• **WORK REQUIRED**
Among the lines listed below, count those that include the string "발행하는", and state only the count.

• **DATA FOR THIS TASK**
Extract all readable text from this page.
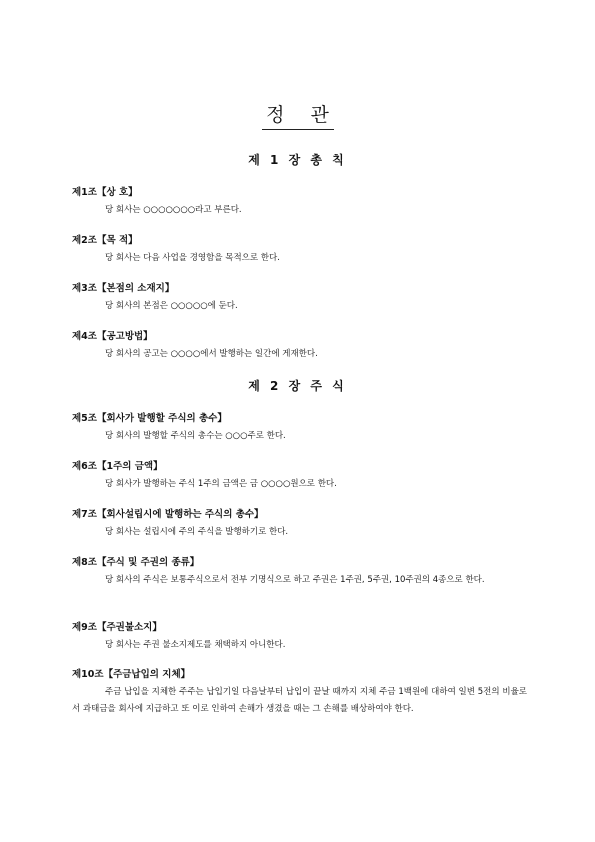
정 관
제 1 장 총 칙
제1조【상 호】
당 회사는 ○○○○○○○라고 부른다.
제2조【목 적】
당 회사는 다음 사업을 경영함을 목적으로 한다.
제3조【본점의 소재지】
당 회사의 본점은 ○○○○○에 둔다.
제4조【공고방법】
당 회사의 공고는 ○○○○에서 발행하는 일간에 게재한다.
제 2 장 주 식
제5조【회사가 발행할 주식의 총수】
당 회사의 발행할 주식의 총수는 ○○○주로 한다.
제6조【1주의 금액】
당 회사가 발행하는 주식 1주의 금액은 금 ○○○○원으로 한다.
제7조【회사설립시에 발행하는 주식의 총수】
당 회사는 설립시에 주의 주식을 발행하기로 한다.
제8조【주식 및 주권의 종류】
당 회사의 주식은 보통주식으로서 전부 기명식으로 하고 주권은 1주권, 5주권, 10주권의 4종으로 한다.
제9조【주권불소지】
당 회사는 주권 불소지제도를 채택하지 아니한다.
제10조【주금납입의 지체】
주금 납입을 지체한 주주는 납입기일 다음날부터 납입이 끝날 때까지 지체 주금 1백원에 대하여 일변 5전의 비율로서 과태금을 회사에 지급하고 또 이로 인하여 손해가 생겼을 때는 그 손해를 배상하여야 한다.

• **CORRECT OUTPUT**
3